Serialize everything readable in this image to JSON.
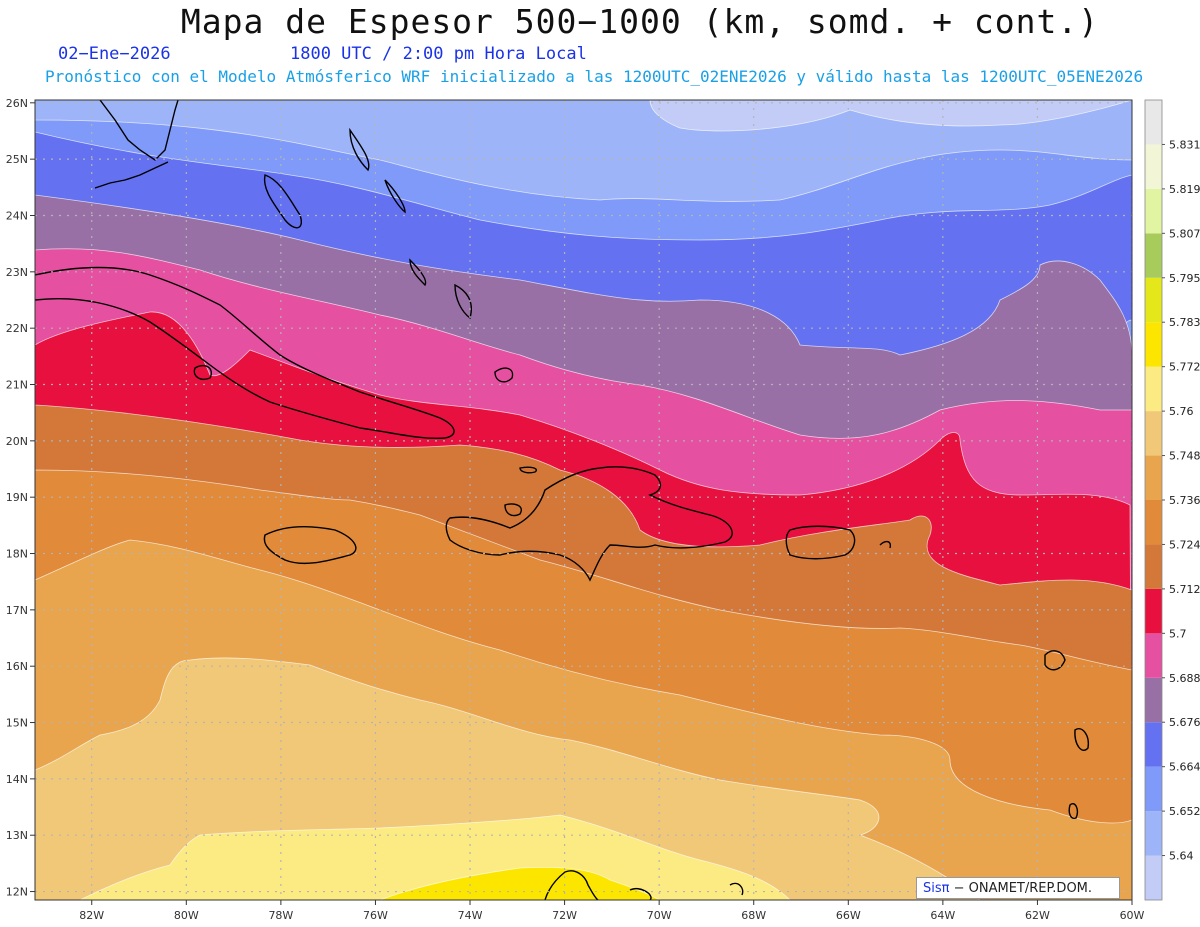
{
  "header": {
    "title": "Mapa de Espesor 500−1000 (km, somd. + cont.)",
    "date": "02−Ene−2026",
    "time": "1800 UTC / 2:00 pm Hora Local",
    "subtitle": "Pronóstico con el Modelo Atmósferico WRF inicializado a las 1200UTC_02ENE2026 y válido hasta las  1200UTC_05ENE2026"
  },
  "map": {
    "lon_labels": [
      "82W",
      "80W",
      "78W",
      "76W",
      "74W",
      "72W",
      "70W",
      "68W",
      "66W",
      "64W",
      "62W",
      "60W"
    ],
    "lat_labels": [
      "26N",
      "25N",
      "24N",
      "23N",
      "22N",
      "21N",
      "20N",
      "19N",
      "18N",
      "17N",
      "16N",
      "15N",
      "14N",
      "13N",
      "12N"
    ],
    "lon_values": [
      -82,
      -80,
      -78,
      -76,
      -74,
      -72,
      -70,
      -68,
      -66,
      -64,
      -62,
      -60
    ],
    "lat_values": [
      26,
      25,
      24,
      23,
      22,
      21,
      20,
      19,
      18,
      17,
      16,
      15,
      14,
      13,
      12
    ],
    "lon_range": [
      -83.2,
      -60
    ],
    "lat_range": [
      11.85,
      26.05
    ]
  },
  "colorbar": {
    "labels": [
      "5.64",
      "5.652",
      "5.664",
      "5.676",
      "5.688",
      "5.7",
      "5.712",
      "5.724",
      "5.736",
      "5.748",
      "5.76",
      "5.772",
      "5.783",
      "5.795",
      "5.807",
      "5.819",
      "5.831"
    ],
    "colors": [
      "#c2ccf6",
      "#9eb4f8",
      "#7f9af8",
      "#6472f2",
      "#9870a6",
      "#e650a0",
      "#e8103e",
      "#d4783a",
      "#e08a3a",
      "#e8a54e",
      "#f0c878",
      "#fcea82",
      "#fce600",
      "#e4e81a",
      "#a8cc5c",
      "#e0f4a2",
      "#f2f6d6",
      "#e8e8e8"
    ]
  },
  "credit": {
    "brand": "Sisπ",
    "text": "− ONAMET/REP.DOM."
  }
}
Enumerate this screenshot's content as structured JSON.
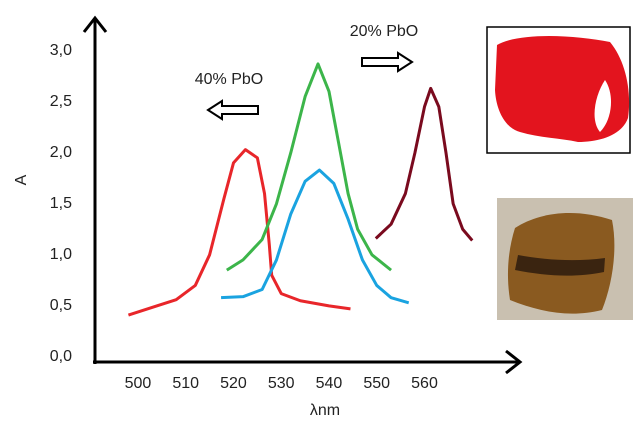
{
  "chart_data": {
    "type": "line",
    "xlabel": "λnm",
    "ylabel": "A",
    "annotations": [
      "40% PbO",
      "20% PbO"
    ],
    "xlim": [
      491,
      580
    ],
    "xticks": [
      500,
      510,
      520,
      530,
      540,
      550,
      560
    ],
    "ylim": [
      -0.05,
      3.3
    ],
    "yticks": [
      {
        "value": 0,
        "label": "0,0"
      },
      {
        "value": 0.5,
        "label": "0,5"
      },
      {
        "value": 1,
        "label": "1,0"
      },
      {
        "value": 1.5,
        "label": "1,5"
      },
      {
        "value": 2,
        "label": "2,0"
      },
      {
        "value": 2.5,
        "label": "2,5"
      },
      {
        "value": 3,
        "label": "3,0"
      }
    ],
    "grid": false,
    "series": [
      {
        "color": "#e8262a",
        "x": [
          498,
          504,
          508,
          512,
          515,
          518,
          520,
          522.5,
          525,
          526.5,
          527.5,
          528,
          530,
          534,
          540,
          544.5
        ],
        "values": [
          0.41,
          0.5,
          0.56,
          0.7,
          1.0,
          1.55,
          1.9,
          2.03,
          1.95,
          1.6,
          1.1,
          0.8,
          0.62,
          0.55,
          0.5,
          0.47
        ]
      },
      {
        "color": "#3cb54a",
        "x": [
          518.6,
          522,
          526,
          529,
          532,
          535,
          537.7,
          540,
          542,
          544,
          546,
          549,
          553
        ],
        "values": [
          0.85,
          0.95,
          1.15,
          1.5,
          2.0,
          2.55,
          2.87,
          2.6,
          2.1,
          1.6,
          1.25,
          1.0,
          0.85
        ]
      },
      {
        "color": "#1aa3e0",
        "x": [
          517.4,
          522,
          526,
          529,
          532,
          535,
          538,
          541,
          544,
          547,
          550,
          553,
          556.7
        ],
        "values": [
          0.58,
          0.59,
          0.66,
          0.95,
          1.4,
          1.72,
          1.83,
          1.7,
          1.35,
          0.95,
          0.7,
          0.58,
          0.53
        ]
      },
      {
        "color": "#7a0a1e",
        "x": [
          549.8,
          553,
          556,
          558,
          560,
          561.3,
          563,
          564.5,
          566,
          568,
          570
        ],
        "values": [
          1.16,
          1.3,
          1.6,
          2.0,
          2.45,
          2.63,
          2.45,
          2.0,
          1.5,
          1.25,
          1.14
        ]
      }
    ]
  }
}
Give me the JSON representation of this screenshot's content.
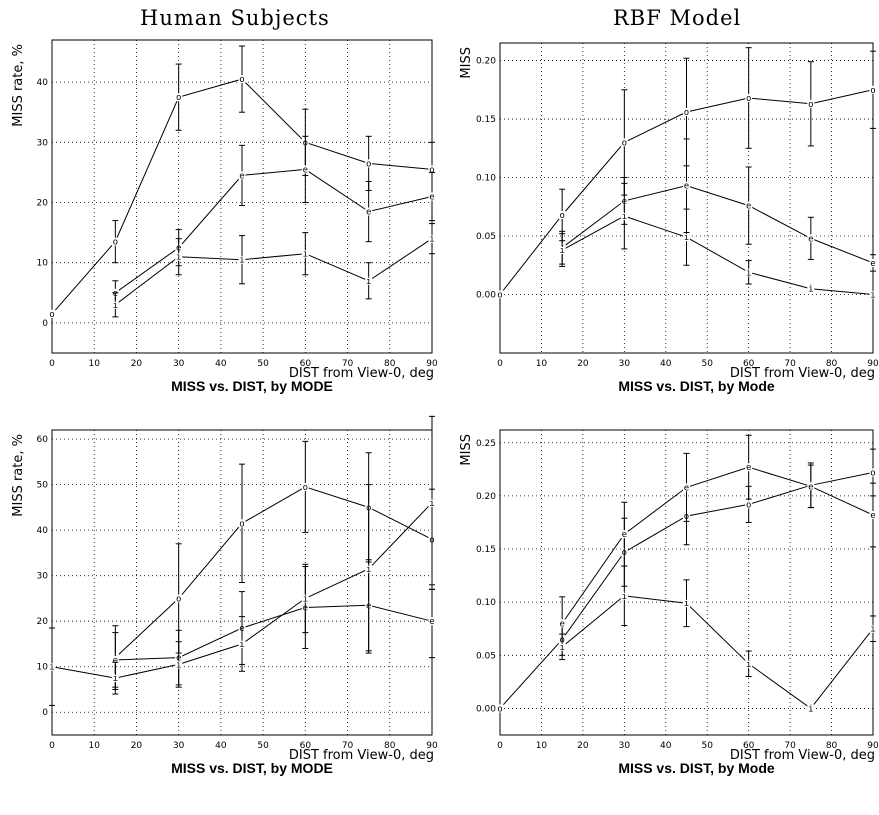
{
  "headers": {
    "left": "Human Subjects",
    "right": "RBF Model"
  },
  "chart_data": [
    {
      "type": "line",
      "ylabel": "MISS rate, %",
      "xlabel": "DIST from View-0, deg",
      "caption": "MISS vs. DIST, by MODE",
      "xlim": [
        0,
        90
      ],
      "ylim": [
        -5,
        47
      ],
      "xticks": [
        0,
        10,
        20,
        30,
        40,
        50,
        60,
        70,
        80,
        90
      ],
      "yticks": [
        0,
        10,
        20,
        30,
        40
      ],
      "ytick_labels": [
        "0",
        "10",
        "20",
        "30",
        "40"
      ],
      "series": [
        {
          "marker": "o",
          "x": [
            0,
            15,
            30,
            45,
            60,
            75,
            90
          ],
          "y": [
            1.5,
            13.5,
            37.5,
            40.5,
            30,
            26.5,
            25.5
          ],
          "err": [
            null,
            3.5,
            5.5,
            5.5,
            5.5,
            4.5,
            4.5
          ]
        },
        {
          "marker": "e",
          "x": [
            15,
            30,
            45,
            60,
            75,
            90
          ],
          "y": [
            5,
            12.5,
            24.5,
            25.5,
            18.5,
            21
          ],
          "err": [
            2,
            3,
            5,
            5.5,
            5,
            4
          ]
        },
        {
          "marker": "i",
          "x": [
            15,
            30,
            45,
            60,
            75,
            90
          ],
          "y": [
            3,
            11,
            10.5,
            11.5,
            7,
            14
          ],
          "err": [
            2,
            3,
            4,
            3.5,
            3,
            2.5
          ]
        }
      ]
    },
    {
      "type": "line",
      "ylabel": "MISS",
      "xlabel": "DIST from View-0, deg",
      "caption": "MISS vs. DIST, by Mode",
      "xlim": [
        0,
        90
      ],
      "ylim": [
        -0.05,
        0.215
      ],
      "xticks": [
        0,
        10,
        20,
        30,
        40,
        50,
        60,
        70,
        80,
        90
      ],
      "yticks": [
        0,
        0.05,
        0.1,
        0.15,
        0.2
      ],
      "ytick_labels": [
        "0.00",
        "0.05",
        "0.10",
        "0.15",
        "0.20"
      ],
      "series": [
        {
          "marker": "o",
          "x": [
            0,
            15,
            30,
            45,
            60,
            75,
            90
          ],
          "y": [
            0,
            0.068,
            0.13,
            0.156,
            0.168,
            0.163,
            0.175
          ],
          "err": [
            null,
            0.022,
            0.045,
            0.046,
            0.043,
            0.036,
            0.033
          ]
        },
        {
          "marker": "e",
          "x": [
            15,
            30,
            45,
            60,
            75,
            90
          ],
          "y": [
            0.04,
            0.08,
            0.093,
            0.076,
            0.048,
            0.027
          ],
          "err": [
            0.014,
            0.02,
            0.04,
            0.033,
            0.018,
            0.007
          ]
        },
        {
          "marker": "i",
          "x": [
            15,
            30,
            45,
            60,
            75,
            90
          ],
          "y": [
            0.038,
            0.067,
            0.049,
            0.019,
            0.005,
            0
          ],
          "err": [
            0.014,
            0.028,
            0.024,
            0.01,
            0.002,
            null
          ]
        }
      ]
    },
    {
      "type": "line",
      "ylabel": "MISS rate, %",
      "xlabel": "DIST from View-0, deg",
      "caption": "MISS vs. DIST, by MODE",
      "xlim": [
        0,
        90
      ],
      "ylim": [
        -5,
        62
      ],
      "xticks": [
        0,
        10,
        20,
        30,
        40,
        50,
        60,
        70,
        80,
        90
      ],
      "yticks": [
        0,
        10,
        20,
        30,
        40,
        50,
        60
      ],
      "ytick_labels": [
        "0",
        "10",
        "20",
        "30",
        "40",
        "50",
        "60"
      ],
      "series": [
        {
          "marker": "o",
          "x": [
            15,
            30,
            45,
            60,
            75,
            90
          ],
          "y": [
            12,
            25,
            41.5,
            49.5,
            45,
            38
          ],
          "err": [
            7,
            12,
            13,
            10,
            12,
            11
          ]
        },
        {
          "marker": "e",
          "x": [
            15,
            30,
            45,
            60,
            75,
            90
          ],
          "y": [
            11.5,
            12,
            18.5,
            23,
            23.5,
            20
          ],
          "err": [
            6,
            6,
            8,
            9,
            10,
            8
          ]
        },
        {
          "marker": "i",
          "x": [
            0,
            15,
            30,
            45,
            60,
            75,
            90
          ],
          "y": [
            10,
            7.5,
            10.5,
            15,
            25,
            31.5,
            46
          ],
          "err": [
            8.5,
            3.5,
            5,
            6,
            7.5,
            18.5,
            19
          ]
        }
      ]
    },
    {
      "type": "line",
      "ylabel": "MISS",
      "xlabel": "DIST from View-0, deg",
      "caption": "MISS vs. DIST, by Mode",
      "xlim": [
        0,
        90
      ],
      "ylim": [
        -0.025,
        0.262
      ],
      "xticks": [
        0,
        10,
        20,
        30,
        40,
        50,
        60,
        70,
        80,
        90
      ],
      "yticks": [
        0,
        0.05,
        0.1,
        0.15,
        0.2,
        0.25
      ],
      "ytick_labels": [
        "0.00",
        "0.05",
        "0.10",
        "0.15",
        "0.20",
        "0.25"
      ],
      "series": [
        {
          "marker": "o",
          "x": [
            0,
            15,
            30,
            45,
            60,
            75,
            90
          ],
          "y": [
            0,
            0.065,
            0.147,
            0.181,
            0.192,
            0.21,
            0.222
          ],
          "err": [
            null,
            0.015,
            0.032,
            0.027,
            0.017,
            0.021,
            0.022
          ]
        },
        {
          "marker": "e",
          "x": [
            15,
            30,
            45,
            60,
            75,
            90
          ],
          "y": [
            0.08,
            0.164,
            0.208,
            0.227,
            0.209,
            0.182
          ],
          "err": [
            0.025,
            0.03,
            0.032,
            0.03,
            0.02,
            0.03
          ]
        },
        {
          "marker": "i",
          "x": [
            15,
            30,
            45,
            60,
            75,
            90
          ],
          "y": [
            0.058,
            0.106,
            0.099,
            0.042,
            0,
            0.075
          ],
          "err": [
            0.012,
            0.028,
            0.022,
            0.012,
            null,
            0.012
          ]
        }
      ]
    }
  ]
}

Goal — All lines of the data above that include the word "screenshot" must be shown.

The result —
Enumerate this screenshot's content as structured JSON.
Give me the JSON representation of this screenshot's content.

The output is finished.